Collect each line holding the string "document".

• Dataset entries:
- - - -

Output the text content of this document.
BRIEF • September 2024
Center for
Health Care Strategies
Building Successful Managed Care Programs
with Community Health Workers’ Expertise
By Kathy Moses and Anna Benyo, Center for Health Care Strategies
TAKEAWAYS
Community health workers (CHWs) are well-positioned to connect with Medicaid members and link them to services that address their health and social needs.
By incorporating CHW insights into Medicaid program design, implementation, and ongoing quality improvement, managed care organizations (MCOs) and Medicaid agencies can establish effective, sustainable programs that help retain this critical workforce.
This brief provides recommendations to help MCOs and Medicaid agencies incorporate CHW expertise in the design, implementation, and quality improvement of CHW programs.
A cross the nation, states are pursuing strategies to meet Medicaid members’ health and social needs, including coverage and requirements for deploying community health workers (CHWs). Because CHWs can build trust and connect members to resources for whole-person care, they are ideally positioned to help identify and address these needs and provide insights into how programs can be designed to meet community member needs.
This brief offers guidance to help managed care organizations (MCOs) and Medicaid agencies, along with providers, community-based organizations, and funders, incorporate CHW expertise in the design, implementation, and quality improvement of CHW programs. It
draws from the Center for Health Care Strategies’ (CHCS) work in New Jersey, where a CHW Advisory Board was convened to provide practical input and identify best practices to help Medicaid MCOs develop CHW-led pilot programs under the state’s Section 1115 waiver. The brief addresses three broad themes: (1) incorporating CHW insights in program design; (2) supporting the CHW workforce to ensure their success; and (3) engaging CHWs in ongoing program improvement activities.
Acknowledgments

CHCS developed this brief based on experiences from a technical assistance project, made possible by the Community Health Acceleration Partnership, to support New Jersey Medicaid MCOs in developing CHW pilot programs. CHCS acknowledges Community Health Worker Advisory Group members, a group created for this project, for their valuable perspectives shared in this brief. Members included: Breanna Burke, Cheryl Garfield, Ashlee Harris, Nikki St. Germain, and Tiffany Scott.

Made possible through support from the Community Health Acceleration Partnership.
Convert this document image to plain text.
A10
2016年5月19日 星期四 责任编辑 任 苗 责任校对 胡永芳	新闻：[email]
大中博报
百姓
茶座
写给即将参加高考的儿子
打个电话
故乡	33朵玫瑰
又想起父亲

- - - -

• REPLY:
Output the text content of this document.
Convert this document image to plain text.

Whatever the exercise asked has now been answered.